DO THIS:
What follows is a set of records; repeat all of them exactly.

DATASET CONTENT:

──────────────────────────────

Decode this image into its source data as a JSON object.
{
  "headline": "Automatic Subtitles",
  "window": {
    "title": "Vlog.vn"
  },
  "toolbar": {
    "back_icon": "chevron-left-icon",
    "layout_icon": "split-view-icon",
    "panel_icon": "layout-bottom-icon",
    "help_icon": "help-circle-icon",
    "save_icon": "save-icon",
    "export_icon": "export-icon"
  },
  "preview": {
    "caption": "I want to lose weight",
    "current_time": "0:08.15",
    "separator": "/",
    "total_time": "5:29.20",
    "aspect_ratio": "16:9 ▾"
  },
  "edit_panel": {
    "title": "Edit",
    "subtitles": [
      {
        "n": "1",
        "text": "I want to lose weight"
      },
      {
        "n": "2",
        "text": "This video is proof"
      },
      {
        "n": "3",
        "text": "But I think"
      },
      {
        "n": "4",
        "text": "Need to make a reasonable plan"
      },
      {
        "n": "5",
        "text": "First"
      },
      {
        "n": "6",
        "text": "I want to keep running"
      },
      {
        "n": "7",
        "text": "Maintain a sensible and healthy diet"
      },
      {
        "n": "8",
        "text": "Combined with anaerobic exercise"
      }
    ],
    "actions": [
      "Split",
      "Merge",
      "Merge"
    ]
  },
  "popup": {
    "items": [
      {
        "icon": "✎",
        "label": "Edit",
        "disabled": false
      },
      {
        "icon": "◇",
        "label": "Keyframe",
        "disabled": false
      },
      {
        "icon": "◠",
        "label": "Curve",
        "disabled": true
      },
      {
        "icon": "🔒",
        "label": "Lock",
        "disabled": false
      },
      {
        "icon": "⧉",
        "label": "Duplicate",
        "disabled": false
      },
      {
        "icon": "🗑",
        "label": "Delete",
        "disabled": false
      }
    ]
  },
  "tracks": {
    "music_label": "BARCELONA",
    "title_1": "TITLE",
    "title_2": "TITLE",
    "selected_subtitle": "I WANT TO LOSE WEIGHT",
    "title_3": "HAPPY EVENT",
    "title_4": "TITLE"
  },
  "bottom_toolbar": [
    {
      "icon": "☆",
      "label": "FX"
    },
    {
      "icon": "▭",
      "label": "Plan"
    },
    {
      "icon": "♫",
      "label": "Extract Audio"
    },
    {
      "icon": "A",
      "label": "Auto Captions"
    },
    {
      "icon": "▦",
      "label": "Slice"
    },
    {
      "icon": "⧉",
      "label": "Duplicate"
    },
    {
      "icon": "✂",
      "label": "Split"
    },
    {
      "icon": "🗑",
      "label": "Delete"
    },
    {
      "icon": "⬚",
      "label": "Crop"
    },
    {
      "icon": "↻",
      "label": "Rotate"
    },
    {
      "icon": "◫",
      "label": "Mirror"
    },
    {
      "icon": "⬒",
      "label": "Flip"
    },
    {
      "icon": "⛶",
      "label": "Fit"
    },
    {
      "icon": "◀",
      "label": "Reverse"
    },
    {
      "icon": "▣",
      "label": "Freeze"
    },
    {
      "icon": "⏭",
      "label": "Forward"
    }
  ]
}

──────────────────────────────

THE OUTPUT:
Decode this image into its source data as a JSON object.
{
  "headline": "Automatic Subtitles",
  "window": {
    "title": "Vlog.vn"
  },
  "toolbar": {
    "back_icon": "chevron-left-icon",
    "layout_icon": "split-view-icon",
    "panel_icon": "layout-bottom-icon",
    "help_icon": "help-circle-icon",
    "save_icon": "save-icon",
    "export_icon": "export-icon"
  },
  "preview": {
    "caption": "I want to lose weight",
    "current_time": "0:08.15",
    "separator": "/",
    "total_time": "5:29.20",
    "aspect_ratio": "16:9 ▾"
  },
  "edit_panel": {
    "title": "Edit",
    "subtitles": [
      {
        "n": "1",
        "text": "I want to lose weight"
      },
      {
        "n": "2",
        "text": "This video is proof"
      },
      {
        "n": "3",
        "text": "But I think"
      },
      {
        "n": "4",
        "text": "Need to make a reasonable plan"
      },
      {
        "n": "5",
        "text": "First"
      },
      {
        "n": "6",
        "text": "I want to keep running"
      },
      {
        "n": "7",
        "text": "Maintain a sensible and healthy diet"
      },
      {
        "n": "8",
        "text": "Combined with anaerobic exercise"
      }
    ],
    "actions": [
      "Split",
      "Merge",
      "Merge"
    ]
  },
  "popup": {
    "items": [
      {
        "icon": "✎",
        "label": "Edit",
        "disabled": false
      },
      {
        "icon": "◇",
        "label": "Keyframe",
        "disabled": false
      },
      {
        "icon": "◠",
        "label": "Curve",
        "disabled": true
      },
      {
        "icon": "🔒",
        "label": "Lock",
        "disabled": false
      },
      {
        "icon": "⧉",
        "label": "Duplicate",
        "disabled": false
      },
      {
        "icon": "🗑",
        "label": "Delete",
        "disabled": false
      }
    ]
  },
  "tracks": {
    "music_label": "BARCELONA",
    "title_1": "TITLE",
    "title_2": "TITLE",
    "selected_subtitle": "I WANT TO LOSE WEIGHT",
    "title_3": "HAPPY EVENT",
    "title_4": "TITLE"
  },
  "bottom_toolbar": [
    {
      "icon": "☆",
      "label": "FX"
    },
    {
      "icon": "▭",
      "label": "Plan"
    },
    {
      "icon": "♫",
      "label": "Extract Audio"
    },
    {
      "icon": "A",
      "label": "Auto Captions"
    },
    {
      "icon": "▦",
      "label": "Slice"
    },
    {
      "icon": "⧉",
      "label": "Duplicate"
    },
    {
      "icon": "✂",
      "label": "Split"
    },
    {
      "icon": "🗑",
      "label": "Delete"
    },
    {
      "icon": "⬚",
      "label": "Crop"
    },
    {
      "icon": "↻",
      "label": "Rotate"
    },
    {
      "icon": "◫",
      "label": "Mirror"
    },
    {
      "icon": "⬒",
      "label": "Flip"
    },
    {
      "icon": "⛶",
      "label": "Fit"
    },
    {
      "icon": "◀",
      "label": "Reverse"
    },
    {
      "icon": "▣",
      "label": "Freeze"
    },
    {
      "icon": "⏭",
      "label": "Forward"
    }
  ]
}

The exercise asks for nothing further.